Items from a figure collection:
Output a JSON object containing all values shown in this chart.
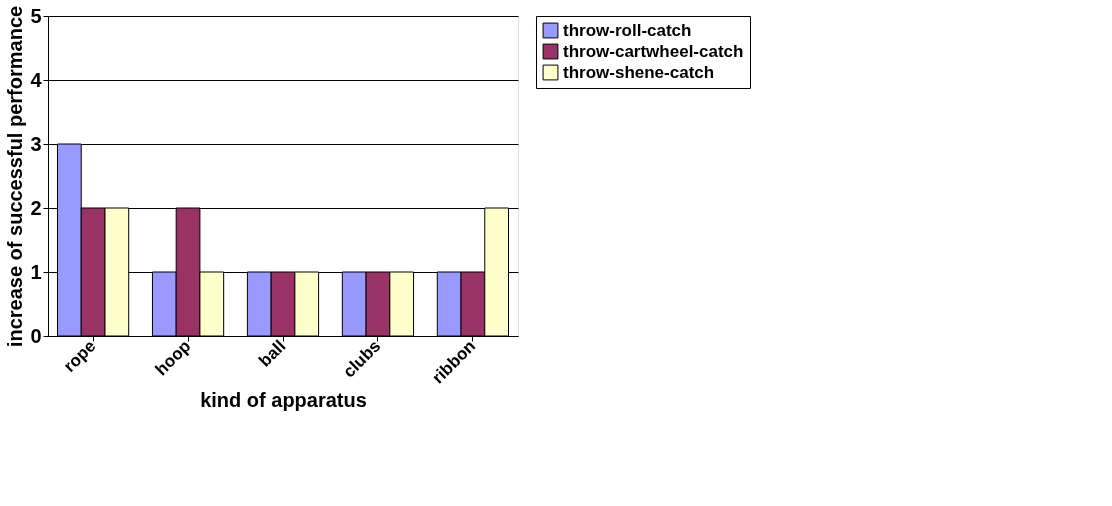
{
  "chart_data": {
    "type": "bar",
    "xlabel": "kind of apparatus",
    "ylabel": "increase of successful performance",
    "categories": [
      "rope",
      "hoop",
      "ball",
      "clubs",
      "ribbon"
    ],
    "series": [
      {
        "name": "throw-roll-catch",
        "color": "#9999ff",
        "values": [
          3,
          1,
          1,
          1,
          1
        ]
      },
      {
        "name": "throw-cartwheel-catch",
        "color": "#993366",
        "values": [
          2,
          2,
          1,
          1,
          1
        ]
      },
      {
        "name": "throw-shene-catch",
        "color": "#ffffcc",
        "values": [
          2,
          1,
          1,
          1,
          2
        ]
      }
    ],
    "ylim": [
      0,
      5
    ],
    "yticks": [
      0,
      1,
      2,
      3,
      4,
      5
    ],
    "grid": "y",
    "legend": "right"
  }
}
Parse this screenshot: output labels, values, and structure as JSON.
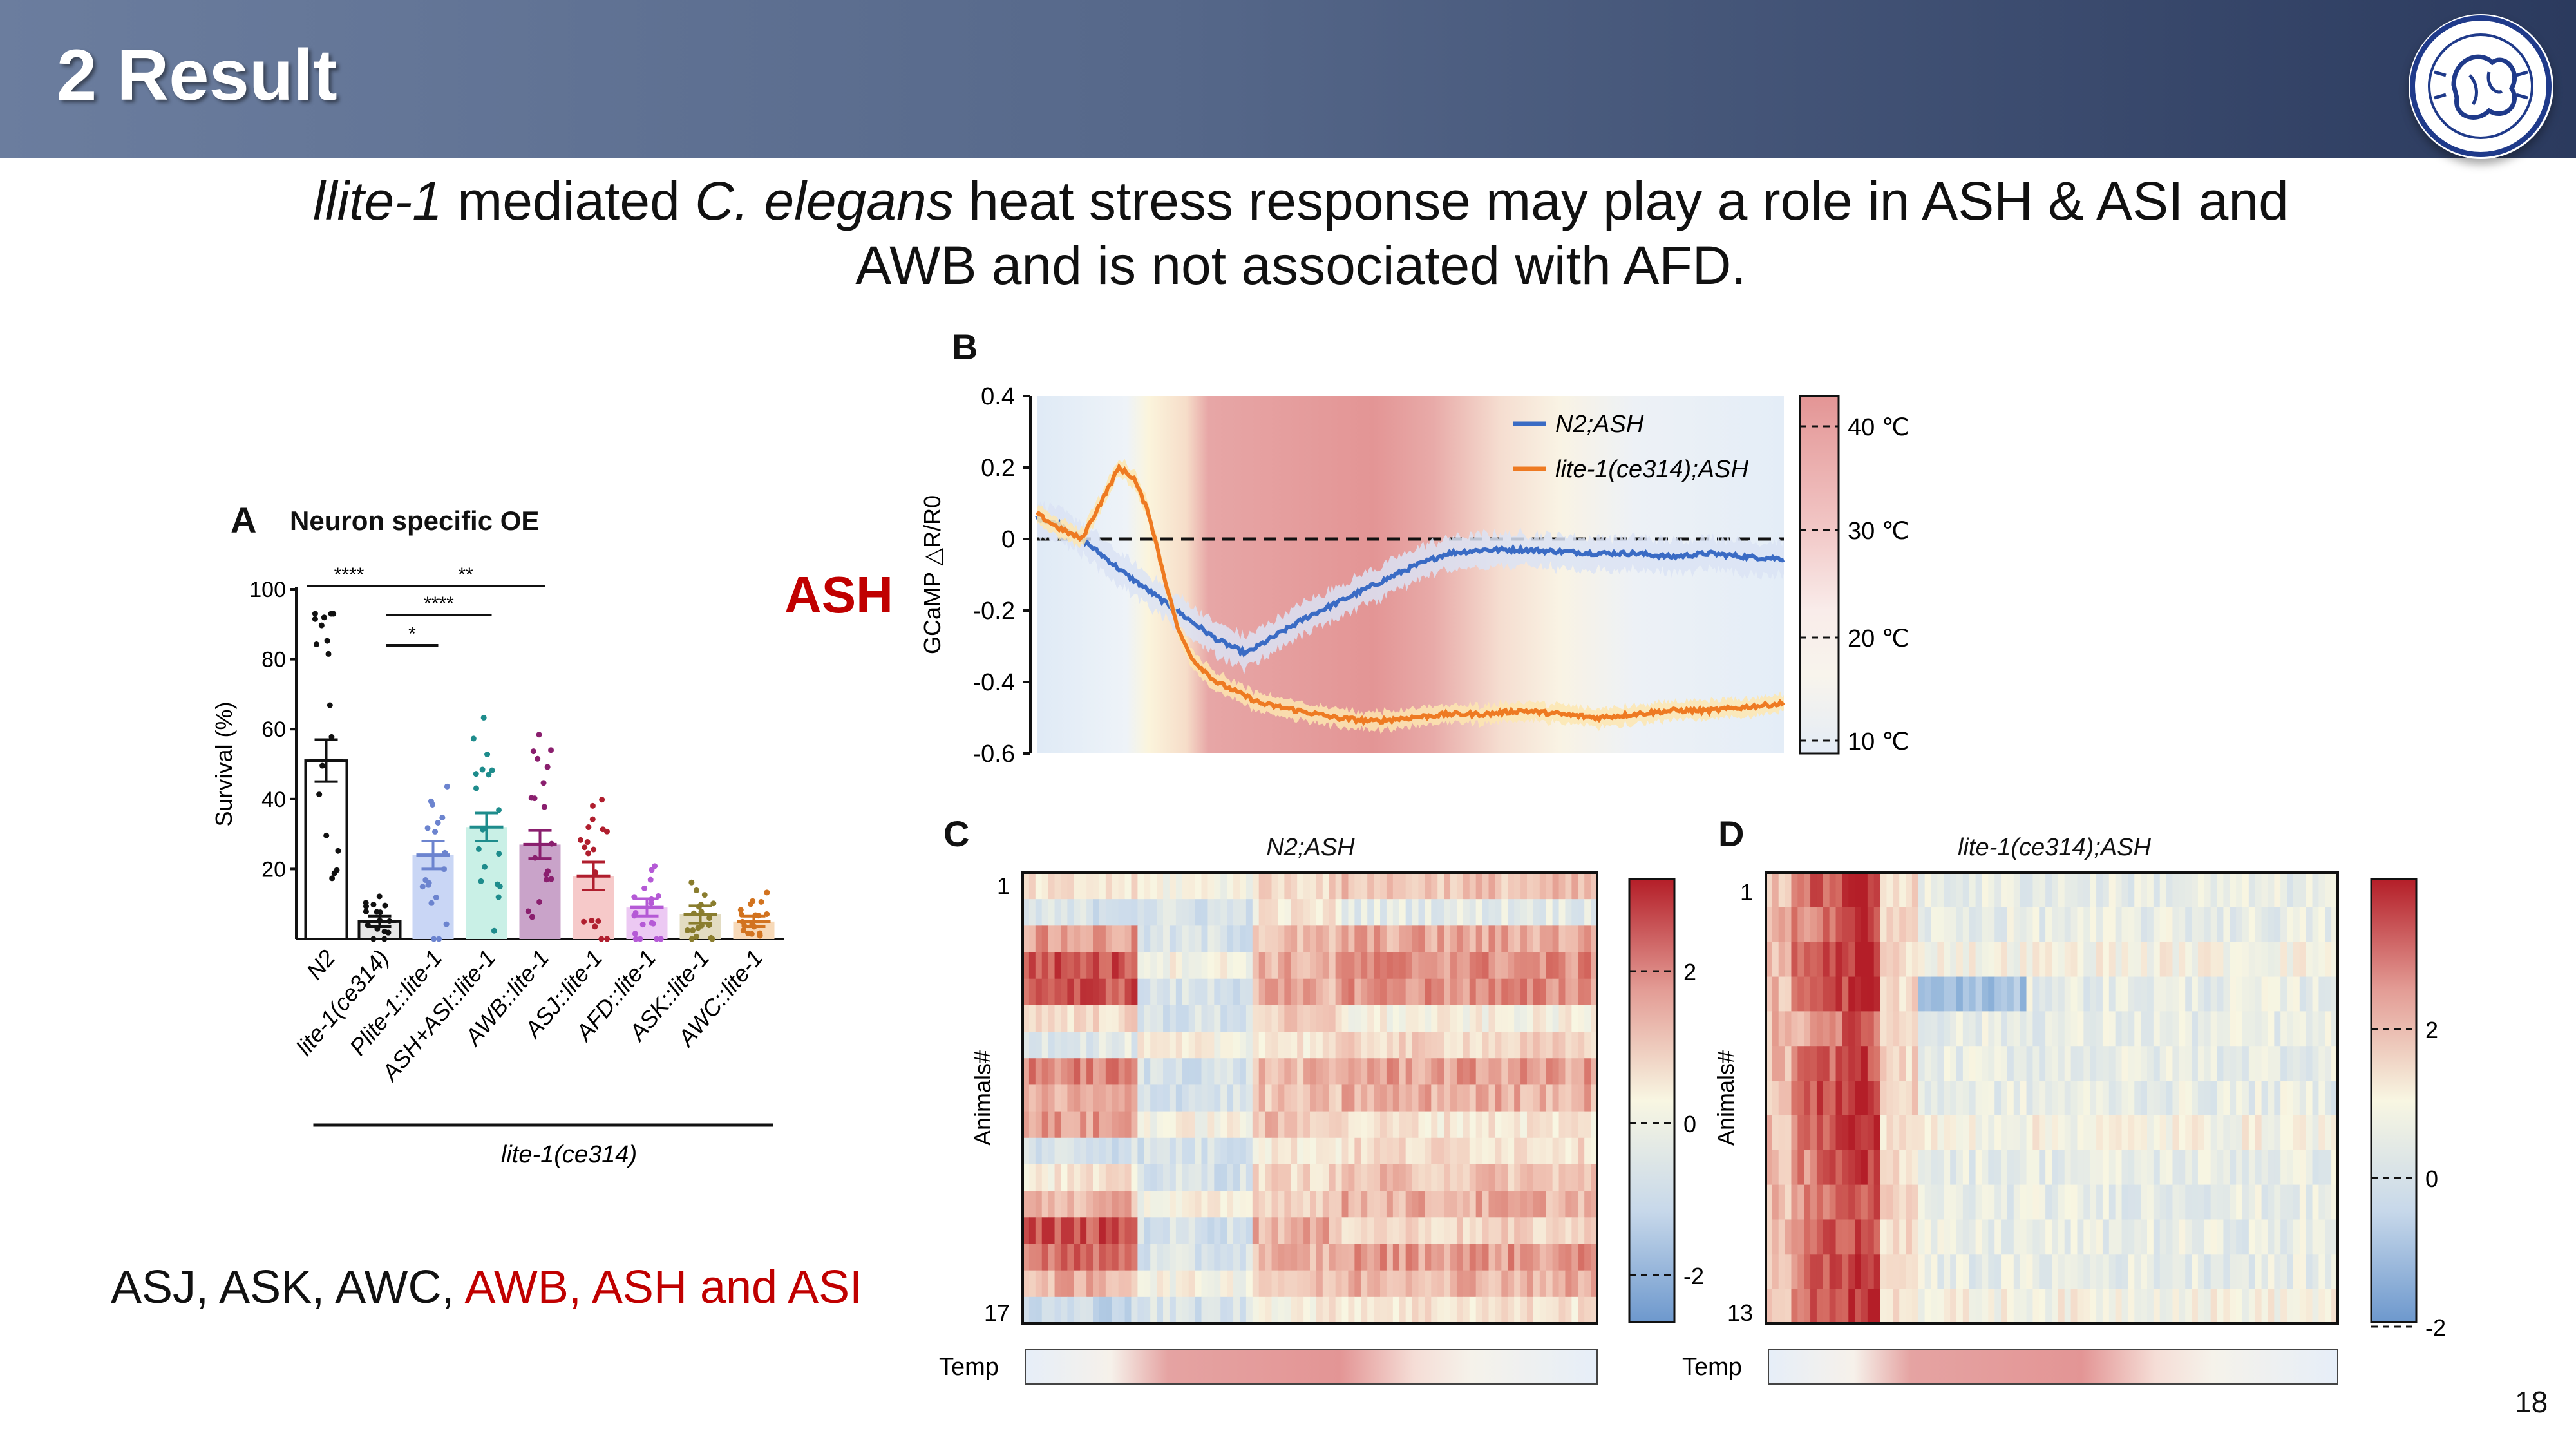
{
  "header": {
    "title": "2 Result"
  },
  "subtitle": {
    "part1": "llite-1",
    "part2": " mediated ",
    "part3": "C. elegans",
    "part4": " heat stress response may play a role in ASH & ASI and",
    "line2": "AWB and is not associated with AFD."
  },
  "side_label": "ASH",
  "bottom_note": {
    "black": "ASJ, ASK, AWC, ",
    "red": "AWB, ASH and ASI"
  },
  "page_number": "18",
  "colors": {
    "header_dark": "#2b3a5e",
    "header_light": "#6b7d9e",
    "red_text": "#c00000",
    "n2_blue": "#3a6bc4",
    "lite_orange": "#ee7a22"
  },
  "chart_data": [
    {
      "panel": "A",
      "type": "bar",
      "title": "Neuron specific OE",
      "ylabel": "Survival (%)",
      "ylim": [
        0,
        100
      ],
      "yticks": [
        "20",
        "40",
        "60",
        "80",
        "100"
      ],
      "categories": [
        "N2",
        "lite-1(ce314)",
        "Plite-1::lite-1",
        "ASH+ASI::lite-1",
        "AWB::lite-1",
        "ASJ::lite-1",
        "AFD::lite-1",
        "ASK::lite-1",
        "AWC::lite-1"
      ],
      "values": [
        51,
        5,
        24,
        32,
        27,
        18,
        9,
        7,
        5
      ],
      "errors": [
        6,
        1.5,
        4,
        4,
        4,
        4,
        2.5,
        2.5,
        1.5
      ],
      "bar_colors": [
        "#ffffff",
        "#e6e6e6",
        "#c9d6f5",
        "#c9f0e6",
        "#c9a3c9",
        "#f6c9c9",
        "#ecc9f3",
        "#e3dcc2",
        "#f7d9b8"
      ],
      "point_colors": [
        "#111111",
        "#111111",
        "#6c84cf",
        "#1e8c8c",
        "#8a1f6e",
        "#b01e2e",
        "#b55ad6",
        "#8a7d2e",
        "#d2731f"
      ],
      "group_label": "lite-1(ce314)",
      "significance": [
        {
          "from": "N2",
          "to": "lite-1(ce314)",
          "label": "****"
        },
        {
          "from": "lite-1(ce314)",
          "to": "AWB::lite-1",
          "label": "**"
        },
        {
          "from": "lite-1(ce314)",
          "to": "ASH+ASI::lite-1",
          "label": "****"
        },
        {
          "from": "lite-1(ce314)",
          "to": "Plite-1::lite-1",
          "label": "*"
        }
      ]
    },
    {
      "panel": "B",
      "type": "line",
      "ylabel": "GCaMP △R/R0",
      "ylim": [
        -0.6,
        0.4
      ],
      "yticks": [
        "-0.6",
        "-0.4",
        "-0.2",
        "0",
        "0.2",
        "0.4"
      ],
      "series": [
        {
          "name": "N2;ASH",
          "color": "#3a6bc4",
          "x": [
            0,
            3,
            6,
            9,
            12,
            16,
            20,
            24,
            28,
            32,
            36,
            40,
            45,
            50,
            55,
            60,
            65,
            70,
            75,
            80,
            85,
            90,
            95,
            100
          ],
          "values": [
            0.06,
            0.04,
            0.0,
            -0.05,
            -0.1,
            -0.16,
            -0.22,
            -0.28,
            -0.32,
            -0.27,
            -0.22,
            -0.18,
            -0.13,
            -0.08,
            -0.04,
            -0.03,
            -0.03,
            -0.035,
            -0.04,
            -0.04,
            -0.05,
            -0.04,
            -0.05,
            -0.055
          ]
        },
        {
          "name": "lite-1(ce314);ASH",
          "color": "#ee7a22",
          "x": [
            0,
            3,
            6,
            9,
            11,
            13,
            15,
            17,
            19,
            21,
            24,
            27,
            30,
            35,
            40,
            45,
            50,
            55,
            60,
            65,
            70,
            75,
            80,
            85,
            90,
            95,
            100
          ],
          "values": [
            0.07,
            0.03,
            0.0,
            0.12,
            0.2,
            0.17,
            0.07,
            -0.1,
            -0.26,
            -0.34,
            -0.4,
            -0.43,
            -0.46,
            -0.48,
            -0.5,
            -0.51,
            -0.5,
            -0.49,
            -0.49,
            -0.48,
            -0.49,
            -0.5,
            -0.49,
            -0.48,
            -0.48,
            -0.47,
            -0.46
          ]
        }
      ],
      "colorbar": {
        "label": "Temp",
        "ticks": [
          "40 ℃",
          "30 ℃",
          "20 ℃",
          "10 ℃"
        ]
      }
    },
    {
      "panel": "C",
      "type": "heatmap",
      "title": "N2;ASH",
      "ylabel": "Animals#",
      "row_labels": [
        "1",
        "17"
      ],
      "rows": 17,
      "colorbar_ticks": [
        "2",
        "0",
        "-2"
      ],
      "temp_label": "Temp"
    },
    {
      "panel": "D",
      "type": "heatmap",
      "title": "lite-1(ce314);ASH",
      "ylabel": "Animals#",
      "row_labels": [
        "1",
        "13"
      ],
      "rows": 13,
      "colorbar_ticks": [
        "2",
        "0",
        "-2"
      ],
      "temp_label": "Temp"
    }
  ]
}
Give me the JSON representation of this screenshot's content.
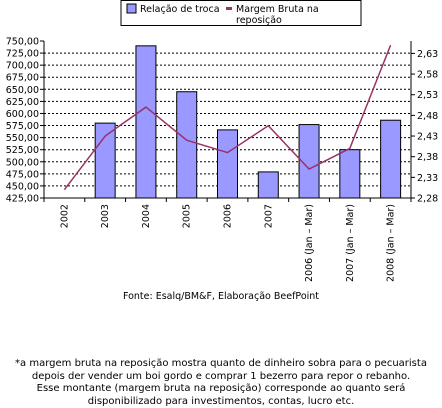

» **THE PROBLEM**
All lines holding the word "name" should be picked out and copied.

» **WRITTEN SOLUTION**
        "name": "throw-roll-catch",
        "name": "throw-cartwheel-catch",
        "name": "throw-shene-catch",
          "name": "N2;ASH",
          "name": "lite-1(ce314);ASH",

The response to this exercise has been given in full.